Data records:

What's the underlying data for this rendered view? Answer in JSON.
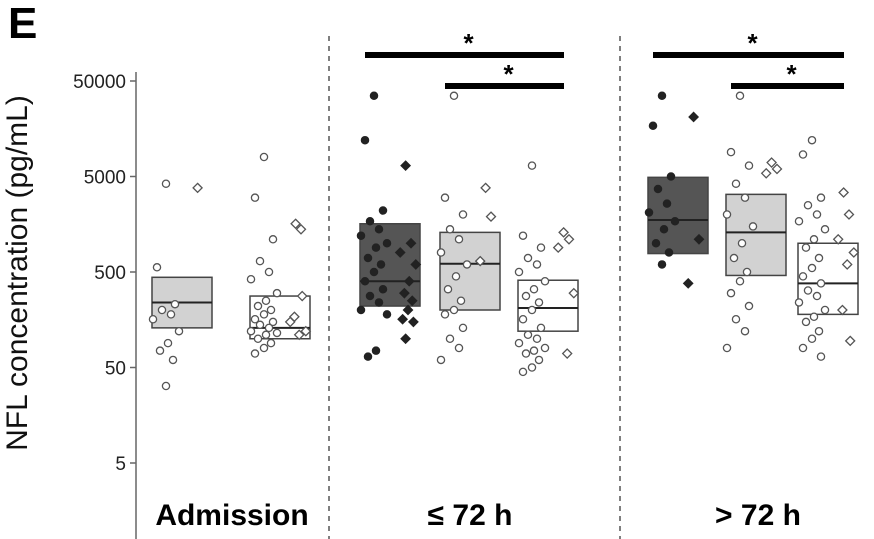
{
  "panel_label": "E",
  "colors": {
    "dark": "#555555",
    "light": "#d2d2d2",
    "white": "#ffffff",
    "line": "#000000"
  },
  "chart_data": {
    "type": "box",
    "title": "",
    "ylabel": "NFL concentration (pg/mL)",
    "xlabel": "",
    "yscale": "log",
    "ylim": [
      5,
      50000
    ],
    "yticks": [
      5,
      50,
      500,
      5000,
      50000
    ],
    "grid": false,
    "legend": "none",
    "groups": [
      {
        "label": "Admission",
        "boxes": [
          {
            "fill": "light",
            "q1": 130,
            "median": 240,
            "q3": 440,
            "points": [
              4200,
              560,
              230,
              200,
              180,
              160,
              120,
              90,
              75,
              60,
              32
            ]
          },
          {
            "fill": "white",
            "q1": 100,
            "median": 130,
            "q3": 280,
            "points": [
              8000,
              3000,
              1100,
              650,
              500,
              420,
              300,
              250,
              220,
              200,
              180,
              160,
              150,
              140,
              130,
              120,
              115,
              110,
              100,
              90,
              80,
              70
            ]
          }
        ],
        "extra_points": [
          {
            "box": 0,
            "values": [
              3800
            ]
          },
          {
            "box": 1,
            "values": [
              1600,
              1400,
              150,
              120,
              110,
              170,
              280
            ]
          }
        ]
      },
      {
        "label": "≤ 72 h",
        "boxes": [
          {
            "fill": "dark",
            "q1": 220,
            "median": 400,
            "q3": 1600,
            "points": [
              35000,
              12000,
              2200,
              1700,
              1400,
              1200,
              1000,
              900,
              700,
              600,
              500,
              400,
              330,
              280,
              240,
              200,
              180,
              75,
              65
            ]
          },
          {
            "fill": "light",
            "q1": 200,
            "median": 610,
            "q3": 1300,
            "points": [
              35000,
              3000,
              2000,
              1400,
              1100,
              800,
              600,
              450,
              330,
              250,
              200,
              180,
              130,
              100,
              80,
              60
            ]
          },
          {
            "fill": "white",
            "q1": 120,
            "median": 210,
            "q3": 410,
            "points": [
              6500,
              1200,
              900,
              700,
              600,
              500,
              400,
              330,
              280,
              240,
              200,
              160,
              130,
              110,
              100,
              90,
              80,
              75,
              70,
              60,
              50,
              45
            ]
          }
        ],
        "extra_points": [
          {
            "box": 0,
            "values": [
              6500,
              1000,
              800,
              600,
              400,
              300,
              250,
              200,
              160,
              150,
              100
            ]
          },
          {
            "box": 1,
            "values": [
              3800,
              1900,
              650
            ]
          },
          {
            "box": 2,
            "values": [
              1300,
              1100,
              900,
              300,
              70
            ]
          }
        ]
      },
      {
        "label": "> 72 h",
        "boxes": [
          {
            "fill": "dark",
            "q1": 780,
            "median": 1750,
            "q3": 4900,
            "points": [
              35000,
              17000,
              5000,
              3700,
              2600,
              2100,
              1700,
              1400,
              1000,
              800,
              600
            ]
          },
          {
            "fill": "light",
            "q1": 460,
            "median": 1300,
            "q3": 3250,
            "points": [
              35000,
              9000,
              6500,
              4200,
              3000,
              2000,
              1500,
              1000,
              700,
              500,
              400,
              300,
              220,
              160,
              120,
              80
            ]
          },
          {
            "fill": "white",
            "q1": 180,
            "median": 380,
            "q3": 1000,
            "points": [
              12000,
              8500,
              3000,
              2500,
              2000,
              1700,
              1400,
              1100,
              900,
              700,
              550,
              450,
              380,
              320,
              280,
              240,
              200,
              170,
              150,
              120,
              100,
              80,
              65
            ]
          }
        ],
        "extra_points": [
          {
            "box": 0,
            "values": [
              21000,
              1100,
              380
            ]
          },
          {
            "box": 1,
            "values": [
              7000,
              6000,
              5400
            ]
          },
          {
            "box": 2,
            "values": [
              3400,
              2000,
              1100,
              800,
              600,
              200,
              95
            ]
          }
        ]
      }
    ],
    "significance": [
      {
        "group": 1,
        "from": 0,
        "to": 2,
        "label": "*"
      },
      {
        "group": 1,
        "from": 1,
        "to": 2,
        "label": "*"
      },
      {
        "group": 2,
        "from": 0,
        "to": 2,
        "label": "*"
      },
      {
        "group": 2,
        "from": 1,
        "to": 2,
        "label": "*"
      }
    ]
  }
}
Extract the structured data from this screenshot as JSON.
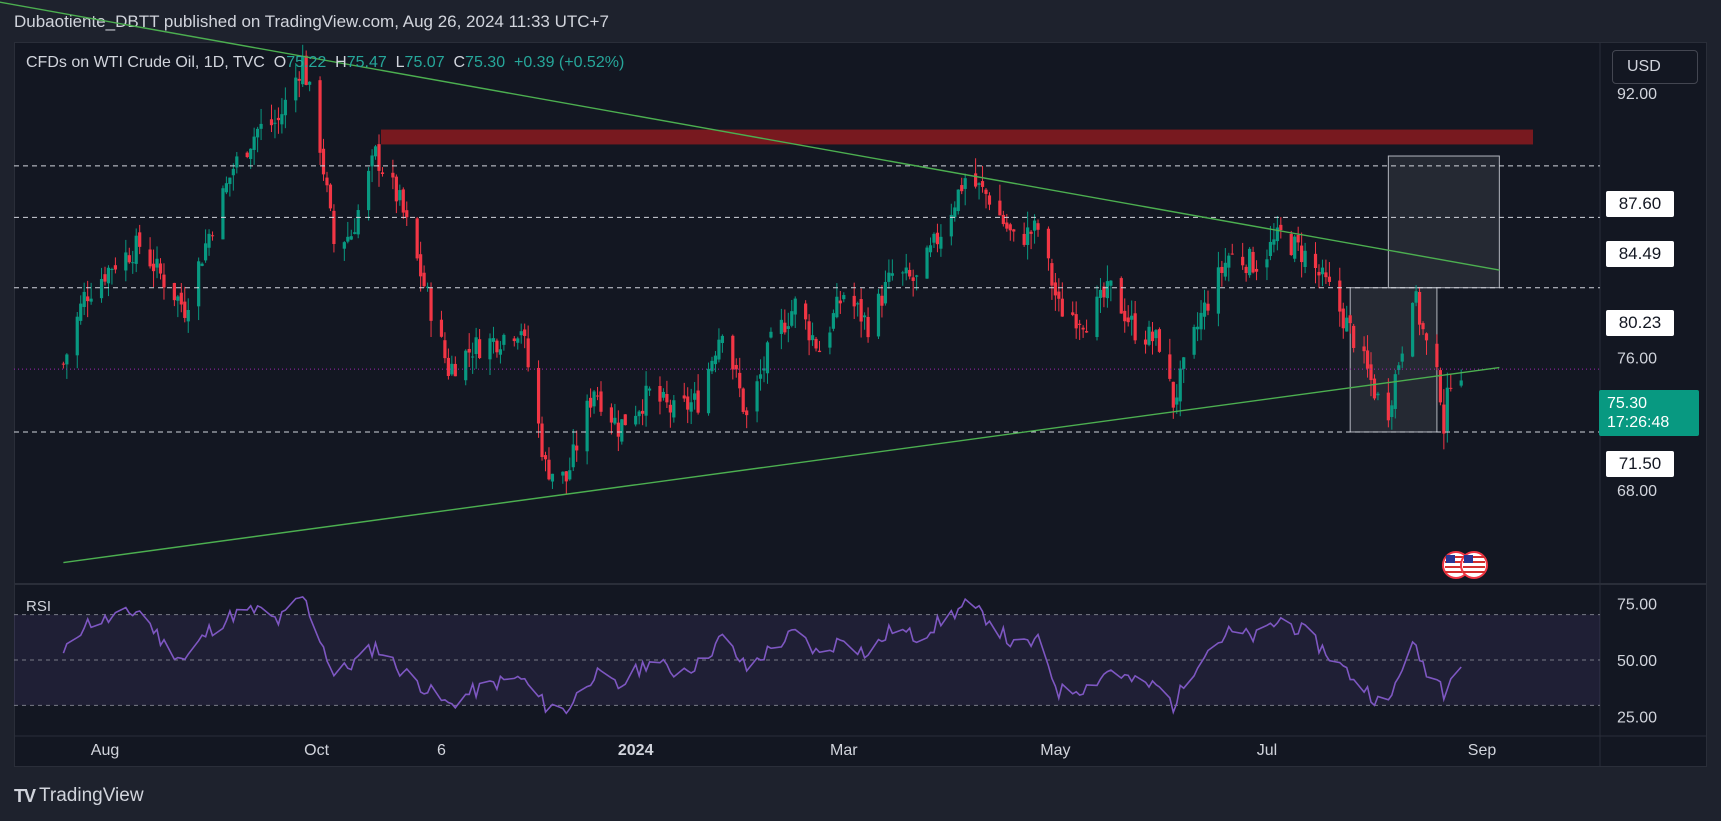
{
  "header": {
    "publisher": "Dubaotiente_DBTT published on TradingView.com, Aug 26, 2024 11:33 UTC+7"
  },
  "legend": {
    "symbol": "CFDs on WTI Crude Oil, 1D, TVC",
    "o_label": "O",
    "o_value": "75.22",
    "h_label": "H",
    "h_value": "75.47",
    "l_label": "L",
    "l_value": "75.07",
    "c_label": "C",
    "c_value": "75.30",
    "change": "+0.39 (+0.52%)"
  },
  "currency_button": "USD",
  "price_tag": {
    "price": "75.30",
    "countdown": "17:26:48"
  },
  "level_labels": [
    "87.60",
    "84.49",
    "80.23",
    "71.50"
  ],
  "rsi": {
    "label": "RSI"
  },
  "footer": {
    "brand": "TradingView"
  },
  "colors": {
    "up": "#089981",
    "down": "#f23645",
    "trendline": "#4caf50",
    "resistance_zone": "#8b1a1f",
    "rsi_line": "#7e57c2"
  },
  "chart_data": [
    {
      "type": "candlestick",
      "title": "CFDs on WTI Crude Oil, 1D, TVC",
      "x_ticks": [
        "Aug",
        "Oct",
        "6",
        "2024",
        "Mar",
        "May",
        "Jul",
        "Sep"
      ],
      "y_ticks": [
        92.0,
        76.0,
        68.0
      ],
      "y_tick_labels": [
        "92.00",
        "76.00",
        "68.00"
      ],
      "ylim": [
        62.3,
        95.1
      ],
      "horizontal_levels": [
        87.6,
        84.49,
        80.23,
        71.5
      ],
      "last_price": 75.3,
      "resistance_zone": [
        88.9,
        89.8
      ],
      "descending_trendline": {
        "from": [
          "2023-06-08",
          98.4
        ],
        "to": [
          "2024-09-06",
          81.3
        ]
      },
      "ascending_trendline": {
        "from": [
          "2023-07-20",
          63.6
        ],
        "to": [
          "2024-09-06",
          75.4
        ]
      },
      "boxes": [
        {
          "from": "2024-08-05",
          "to": "2024-09-06",
          "low": 80.23,
          "high": 88.2
        },
        {
          "from": "2024-07-25",
          "to": "2024-08-19",
          "low": 71.5,
          "high": 80.23
        }
      ],
      "close_series": [
        [
          "2023-07-20",
          75.6
        ],
        [
          "2023-07-26",
          79.7
        ],
        [
          "2023-08-03",
          81.6
        ],
        [
          "2023-08-11",
          82.8
        ],
        [
          "2023-08-18",
          80.7
        ],
        [
          "2023-08-24",
          79.0
        ],
        [
          "2023-08-31",
          83.5
        ],
        [
          "2023-09-07",
          87.5
        ],
        [
          "2023-09-14",
          89.8
        ],
        [
          "2023-09-20",
          90.3
        ],
        [
          "2023-09-27",
          94.0
        ],
        [
          "2023-10-02",
          88.9
        ],
        [
          "2023-10-06",
          82.9
        ],
        [
          "2023-10-11",
          83.5
        ],
        [
          "2023-10-18",
          88.3
        ],
        [
          "2023-10-25",
          85.4
        ],
        [
          "2023-11-01",
          80.4
        ],
        [
          "2023-11-08",
          75.3
        ],
        [
          "2023-11-15",
          76.6
        ],
        [
          "2023-11-22",
          77.1
        ],
        [
          "2023-11-29",
          77.9
        ],
        [
          "2023-12-06",
          69.4
        ],
        [
          "2023-12-12",
          68.6
        ],
        [
          "2023-12-20",
          74.2
        ],
        [
          "2023-12-27",
          71.8
        ],
        [
          "2024-01-05",
          73.8
        ],
        [
          "2024-01-12",
          72.7
        ],
        [
          "2024-01-19",
          73.4
        ],
        [
          "2024-01-26",
          78.0
        ],
        [
          "2024-02-02",
          72.3
        ],
        [
          "2024-02-09",
          76.8
        ],
        [
          "2024-02-16",
          79.2
        ],
        [
          "2024-02-23",
          76.5
        ],
        [
          "2024-03-01",
          79.9
        ],
        [
          "2024-03-08",
          78.0
        ],
        [
          "2024-03-15",
          81.0
        ],
        [
          "2024-03-22",
          80.6
        ],
        [
          "2024-03-28",
          83.2
        ],
        [
          "2024-04-05",
          86.9
        ],
        [
          "2024-04-12",
          85.7
        ],
        [
          "2024-04-19",
          83.1
        ],
        [
          "2024-04-26",
          83.8
        ],
        [
          "2024-05-02",
          79.0
        ],
        [
          "2024-05-10",
          78.3
        ],
        [
          "2024-05-17",
          80.1
        ],
        [
          "2024-05-24",
          77.7
        ],
        [
          "2024-05-31",
          76.9
        ],
        [
          "2024-06-04",
          73.3
        ],
        [
          "2024-06-12",
          78.5
        ],
        [
          "2024-06-20",
          82.2
        ],
        [
          "2024-06-28",
          81.7
        ],
        [
          "2024-07-05",
          83.4
        ],
        [
          "2024-07-12",
          82.2
        ],
        [
          "2024-07-19",
          80.1
        ],
        [
          "2024-07-26",
          77.2
        ],
        [
          "2024-08-02",
          73.5
        ],
        [
          "2024-08-05",
          72.9
        ],
        [
          "2024-08-09",
          76.8
        ],
        [
          "2024-08-12",
          80.1
        ],
        [
          "2024-08-16",
          76.7
        ],
        [
          "2024-08-20",
          74.0
        ],
        [
          "2024-08-21",
          71.9
        ],
        [
          "2024-08-23",
          74.9
        ],
        [
          "2024-08-26",
          75.3
        ]
      ]
    },
    {
      "type": "line",
      "title": "RSI",
      "y_ticks": [
        75.0,
        50.0,
        25.0
      ],
      "y_tick_labels": [
        "75.00",
        "50.00",
        "25.00"
      ],
      "ylim": [
        20,
        80
      ],
      "band": [
        30,
        70
      ],
      "series": [
        {
          "values": [
            [
              "2023-07-20",
              52
            ],
            [
              "2023-07-26",
              66
            ],
            [
              "2023-08-03",
              68
            ],
            [
              "2023-08-11",
              72
            ],
            [
              "2023-08-18",
              57
            ],
            [
              "2023-08-24",
              50
            ],
            [
              "2023-08-31",
              63
            ],
            [
              "2023-09-07",
              70
            ],
            [
              "2023-09-14",
              72
            ],
            [
              "2023-09-20",
              67
            ],
            [
              "2023-09-27",
              78
            ],
            [
              "2023-10-02",
              60
            ],
            [
              "2023-10-06",
              43
            ],
            [
              "2023-10-11",
              48
            ],
            [
              "2023-10-18",
              56
            ],
            [
              "2023-10-25",
              46
            ],
            [
              "2023-11-01",
              38
            ],
            [
              "2023-11-08",
              30
            ],
            [
              "2023-11-15",
              36
            ],
            [
              "2023-11-22",
              40
            ],
            [
              "2023-11-29",
              42
            ],
            [
              "2023-12-06",
              30
            ],
            [
              "2023-12-12",
              28
            ],
            [
              "2023-12-20",
              44
            ],
            [
              "2023-12-27",
              38
            ],
            [
              "2024-01-05",
              50
            ],
            [
              "2024-01-12",
              45
            ],
            [
              "2024-01-19",
              48
            ],
            [
              "2024-01-26",
              60
            ],
            [
              "2024-02-02",
              46
            ],
            [
              "2024-02-09",
              55
            ],
            [
              "2024-02-16",
              62
            ],
            [
              "2024-02-23",
              52
            ],
            [
              "2024-03-01",
              60
            ],
            [
              "2024-03-08",
              52
            ],
            [
              "2024-03-15",
              64
            ],
            [
              "2024-03-22",
              60
            ],
            [
              "2024-03-28",
              66
            ],
            [
              "2024-04-05",
              74
            ],
            [
              "2024-04-12",
              68
            ],
            [
              "2024-04-19",
              56
            ],
            [
              "2024-04-26",
              58
            ],
            [
              "2024-05-02",
              36
            ],
            [
              "2024-05-10",
              38
            ],
            [
              "2024-05-17",
              46
            ],
            [
              "2024-05-24",
              40
            ],
            [
              "2024-05-31",
              38
            ],
            [
              "2024-06-04",
              30
            ],
            [
              "2024-06-12",
              52
            ],
            [
              "2024-06-20",
              62
            ],
            [
              "2024-06-28",
              60
            ],
            [
              "2024-07-05",
              68
            ],
            [
              "2024-07-12",
              62
            ],
            [
              "2024-07-19",
              52
            ],
            [
              "2024-07-26",
              42
            ],
            [
              "2024-08-02",
              32
            ],
            [
              "2024-08-05",
              30
            ],
            [
              "2024-08-09",
              48
            ],
            [
              "2024-08-12",
              56
            ],
            [
              "2024-08-16",
              46
            ],
            [
              "2024-08-20",
              40
            ],
            [
              "2024-08-21",
              36
            ],
            [
              "2024-08-23",
              45
            ],
            [
              "2024-08-26",
              48
            ]
          ]
        }
      ]
    }
  ]
}
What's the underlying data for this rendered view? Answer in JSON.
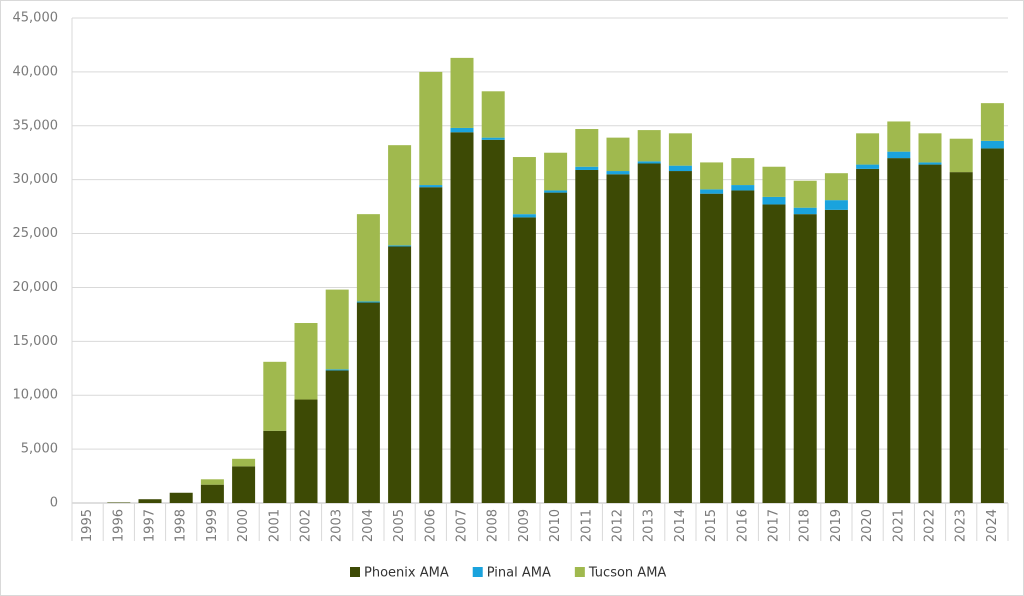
{
  "chart_data": {
    "type": "stacked_bar",
    "categories": [
      "1995",
      "1996",
      "1997",
      "1998",
      "1999",
      "2000",
      "2001",
      "2002",
      "2003",
      "2004",
      "2005",
      "2006",
      "2007",
      "2008",
      "2009",
      "2010",
      "2011",
      "2012",
      "2013",
      "2014",
      "2015",
      "2016",
      "2017",
      "2018",
      "2019",
      "2020",
      "2021",
      "2022",
      "2023",
      "2024"
    ],
    "series": [
      {
        "name": "Phoenix AMA",
        "color": "#3d4a05",
        "values": [
          0,
          50,
          350,
          950,
          1700,
          3400,
          6700,
          9600,
          12300,
          18600,
          23800,
          29300,
          34400,
          33700,
          26500,
          28800,
          30900,
          30500,
          31500,
          30800,
          28700,
          29000,
          27700,
          26800,
          27200,
          31000,
          32000,
          31400,
          30700,
          32900
        ]
      },
      {
        "name": "Pinal AMA",
        "color": "#1aa3dd",
        "values": [
          0,
          0,
          0,
          0,
          0,
          0,
          0,
          0,
          100,
          100,
          100,
          200,
          400,
          200,
          300,
          200,
          300,
          300,
          200,
          500,
          400,
          500,
          700,
          600,
          900,
          400,
          600,
          200,
          0,
          700
        ]
      },
      {
        "name": "Tucson AMA",
        "color": "#a0b94e",
        "values": [
          0,
          0,
          0,
          0,
          500,
          700,
          6400,
          7100,
          7400,
          8100,
          9300,
          10500,
          6500,
          4300,
          5300,
          3500,
          3500,
          3100,
          2900,
          3000,
          2500,
          2500,
          2800,
          2500,
          2500,
          2900,
          2800,
          2700,
          3100,
          3500
        ]
      }
    ],
    "ylim": [
      0,
      45000
    ],
    "yticks": [
      0,
      {
        "value": 5000,
        "label": "5,000"
      },
      {
        "value": 10000,
        "label": "10,000"
      },
      {
        "value": 15000,
        "label": "15,000"
      },
      {
        "value": 20000,
        "label": "20,000"
      },
      {
        "value": 25000,
        "label": "25,000"
      },
      {
        "value": 30000,
        "label": "30,000"
      },
      {
        "value": 35000,
        "label": "35,000"
      },
      {
        "value": 40000,
        "label": "40,000"
      },
      {
        "value": 45000,
        "label": "45,000"
      }
    ],
    "grid": true,
    "legend": "bottom"
  }
}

§ **Exercise**
Provide the number of lines in these entries that hold the word "name", without any accompanying text.

§ **Final result**
3